JOB ▸
Your task is to copy every line of the records below that contains "data".

TASK MATERIAL ▸
----------

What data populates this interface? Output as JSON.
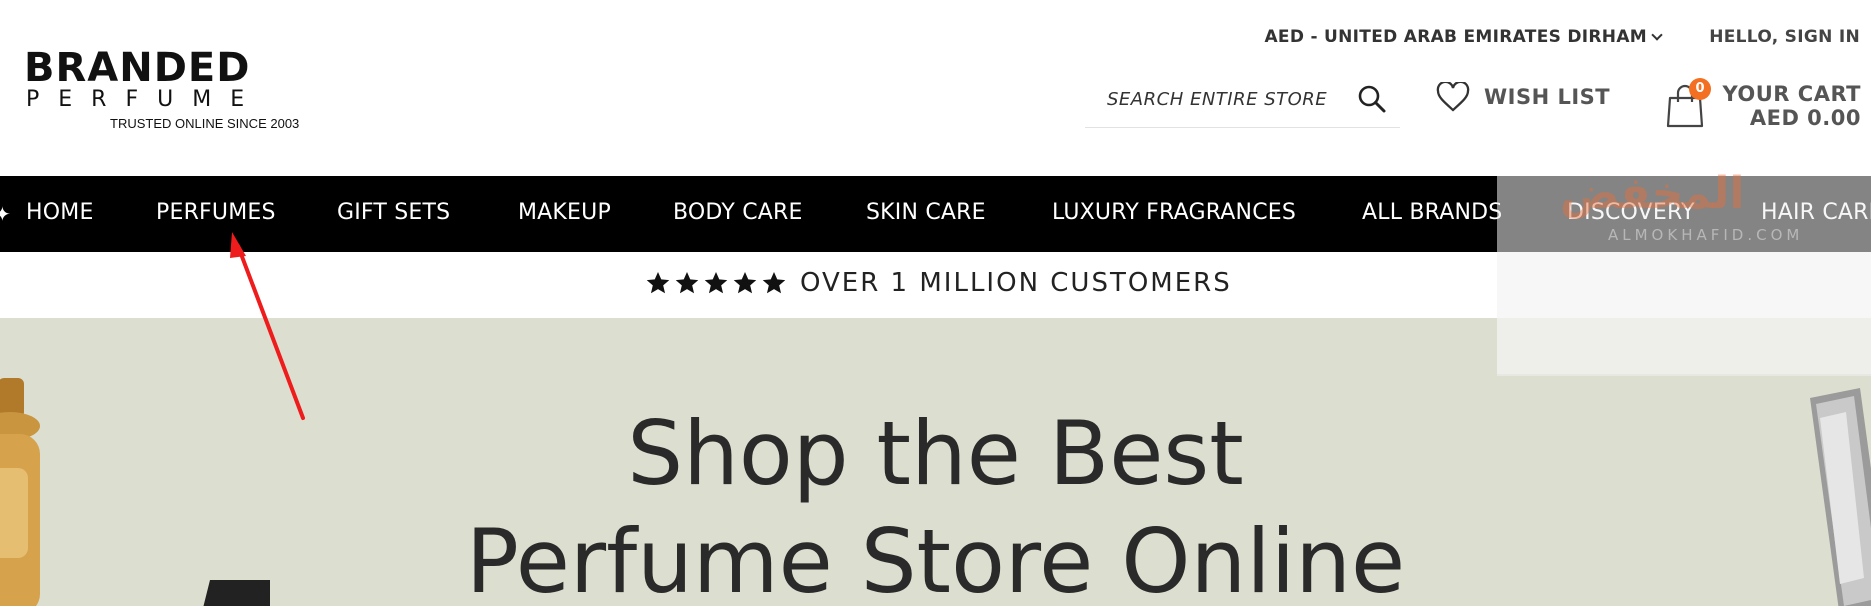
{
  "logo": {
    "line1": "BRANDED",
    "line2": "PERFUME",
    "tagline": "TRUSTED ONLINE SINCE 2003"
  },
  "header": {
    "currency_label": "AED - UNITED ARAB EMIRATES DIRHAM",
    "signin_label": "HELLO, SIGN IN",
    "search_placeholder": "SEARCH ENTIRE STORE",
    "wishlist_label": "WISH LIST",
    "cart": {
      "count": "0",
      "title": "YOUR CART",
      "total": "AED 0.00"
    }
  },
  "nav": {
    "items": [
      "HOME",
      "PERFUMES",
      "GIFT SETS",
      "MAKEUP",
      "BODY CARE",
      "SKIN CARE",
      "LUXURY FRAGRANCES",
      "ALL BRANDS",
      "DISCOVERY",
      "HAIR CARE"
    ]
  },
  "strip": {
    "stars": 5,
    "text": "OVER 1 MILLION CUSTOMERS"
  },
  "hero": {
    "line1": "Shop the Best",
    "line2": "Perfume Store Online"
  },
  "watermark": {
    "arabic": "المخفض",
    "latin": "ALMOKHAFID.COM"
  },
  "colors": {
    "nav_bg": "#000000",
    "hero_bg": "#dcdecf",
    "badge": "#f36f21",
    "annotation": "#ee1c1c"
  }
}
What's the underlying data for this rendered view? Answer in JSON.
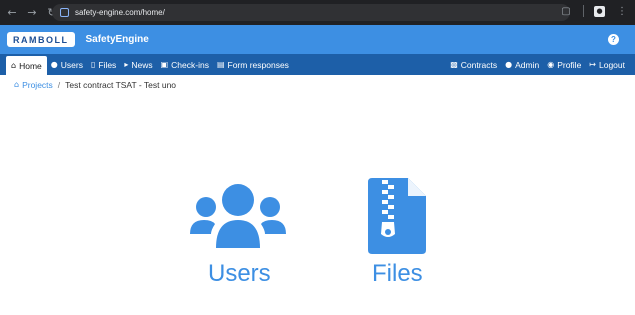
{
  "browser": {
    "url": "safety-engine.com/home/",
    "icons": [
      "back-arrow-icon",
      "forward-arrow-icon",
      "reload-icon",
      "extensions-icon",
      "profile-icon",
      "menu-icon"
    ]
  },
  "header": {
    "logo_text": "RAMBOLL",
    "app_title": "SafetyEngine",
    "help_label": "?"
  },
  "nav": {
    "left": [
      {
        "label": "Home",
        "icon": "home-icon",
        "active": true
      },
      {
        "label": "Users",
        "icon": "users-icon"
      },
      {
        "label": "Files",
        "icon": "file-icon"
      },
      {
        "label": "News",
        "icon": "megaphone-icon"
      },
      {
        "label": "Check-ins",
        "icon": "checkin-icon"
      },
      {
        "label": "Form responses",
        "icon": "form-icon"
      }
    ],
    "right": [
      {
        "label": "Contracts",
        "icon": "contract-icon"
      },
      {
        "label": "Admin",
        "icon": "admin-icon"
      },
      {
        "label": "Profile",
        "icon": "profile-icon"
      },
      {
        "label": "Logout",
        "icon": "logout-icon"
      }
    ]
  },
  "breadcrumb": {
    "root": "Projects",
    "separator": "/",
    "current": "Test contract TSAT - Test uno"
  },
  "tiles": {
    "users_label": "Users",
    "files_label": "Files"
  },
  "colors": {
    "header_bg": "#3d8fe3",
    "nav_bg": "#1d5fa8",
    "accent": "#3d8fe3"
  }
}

----------

ANSWER TO THIS TASK ▸
What data populates this interface? Output as JSON.
What's the underlying data for this rendered view? Answer in JSON.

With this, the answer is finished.